- WRITTEN EXERCISE -
Copy the records below exactly as they are written.

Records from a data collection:
┏━━
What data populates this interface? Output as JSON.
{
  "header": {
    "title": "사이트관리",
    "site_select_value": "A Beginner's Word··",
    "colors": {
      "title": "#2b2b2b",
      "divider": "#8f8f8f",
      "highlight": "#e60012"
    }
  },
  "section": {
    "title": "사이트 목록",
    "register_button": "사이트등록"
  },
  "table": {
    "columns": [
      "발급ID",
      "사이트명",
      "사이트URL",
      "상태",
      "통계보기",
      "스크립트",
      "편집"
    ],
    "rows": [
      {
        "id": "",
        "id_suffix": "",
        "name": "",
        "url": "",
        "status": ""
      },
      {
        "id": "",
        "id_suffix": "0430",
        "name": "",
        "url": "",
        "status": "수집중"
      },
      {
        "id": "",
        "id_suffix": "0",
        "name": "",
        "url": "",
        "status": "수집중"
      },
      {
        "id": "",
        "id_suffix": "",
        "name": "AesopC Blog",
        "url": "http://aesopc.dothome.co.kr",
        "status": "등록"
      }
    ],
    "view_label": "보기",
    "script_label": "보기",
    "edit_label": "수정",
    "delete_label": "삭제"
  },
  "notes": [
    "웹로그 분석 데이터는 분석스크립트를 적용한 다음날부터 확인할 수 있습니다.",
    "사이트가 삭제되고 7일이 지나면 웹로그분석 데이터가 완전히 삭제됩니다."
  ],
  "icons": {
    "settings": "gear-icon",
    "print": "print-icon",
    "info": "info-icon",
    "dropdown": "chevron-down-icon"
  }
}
┗━━
- THE ANSWER -
What data populates this interface? Output as JSON.
{
  "header": {
    "title": "사이트관리",
    "site_select_value": "A Beginner's Word··",
    "colors": {
      "title": "#2b2b2b",
      "divider": "#8f8f8f",
      "highlight": "#e60012"
    }
  },
  "section": {
    "title": "사이트 목록",
    "register_button": "사이트등록"
  },
  "table": {
    "columns": [
      "발급ID",
      "사이트명",
      "사이트URL",
      "상태",
      "통계보기",
      "스크립트",
      "편집"
    ],
    "rows": [
      {
        "id": "",
        "id_suffix": "",
        "name": "",
        "url": "",
        "status": ""
      },
      {
        "id": "",
        "id_suffix": "0430",
        "name": "",
        "url": "",
        "status": "수집중"
      },
      {
        "id": "",
        "id_suffix": "0",
        "name": "",
        "url": "",
        "status": "수집중"
      },
      {
        "id": "",
        "id_suffix": "",
        "name": "AesopC Blog",
        "url": "http://aesopc.dothome.co.kr",
        "status": "등록"
      }
    ],
    "view_label": "보기",
    "script_label": "보기",
    "edit_label": "수정",
    "delete_label": "삭제"
  },
  "notes": [
    "웹로그 분석 데이터는 분석스크립트를 적용한 다음날부터 확인할 수 있습니다.",
    "사이트가 삭제되고 7일이 지나면 웹로그분석 데이터가 완전히 삭제됩니다."
  ],
  "icons": {
    "settings": "gear-icon",
    "print": "print-icon",
    "info": "info-icon",
    "dropdown": "chevron-down-icon"
  }
}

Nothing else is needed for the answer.